## [Extracted information]
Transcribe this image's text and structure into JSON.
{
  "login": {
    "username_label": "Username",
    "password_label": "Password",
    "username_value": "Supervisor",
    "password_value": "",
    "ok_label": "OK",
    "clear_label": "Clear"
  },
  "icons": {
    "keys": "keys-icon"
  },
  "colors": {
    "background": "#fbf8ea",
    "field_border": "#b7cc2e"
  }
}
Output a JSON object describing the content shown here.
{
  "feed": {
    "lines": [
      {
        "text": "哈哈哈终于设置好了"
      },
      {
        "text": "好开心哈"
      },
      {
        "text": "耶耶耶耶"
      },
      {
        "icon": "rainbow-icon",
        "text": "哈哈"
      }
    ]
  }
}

## [The exercise]
Repeat all the entries exactly as given.

## [The result]
Transcribe this image's text and structure into JSON.
{
  "login": {
    "username_label": "Username",
    "password_label": "Password",
    "username_value": "Supervisor",
    "password_value": "",
    "ok_label": "OK",
    "clear_label": "Clear"
  },
  "icons": {
    "keys": "keys-icon"
  },
  "colors": {
    "background": "#fbf8ea",
    "field_border": "#b7cc2e"
  }
}
Output a JSON object describing the content shown here.
{
  "feed": {
    "lines": [
      {
        "text": "哈哈哈终于设置好了"
      },
      {
        "text": "好开心哈"
      },
      {
        "text": "耶耶耶耶"
      },
      {
        "icon": "rainbow-icon",
        "text": "哈哈"
      }
    ]
  }
}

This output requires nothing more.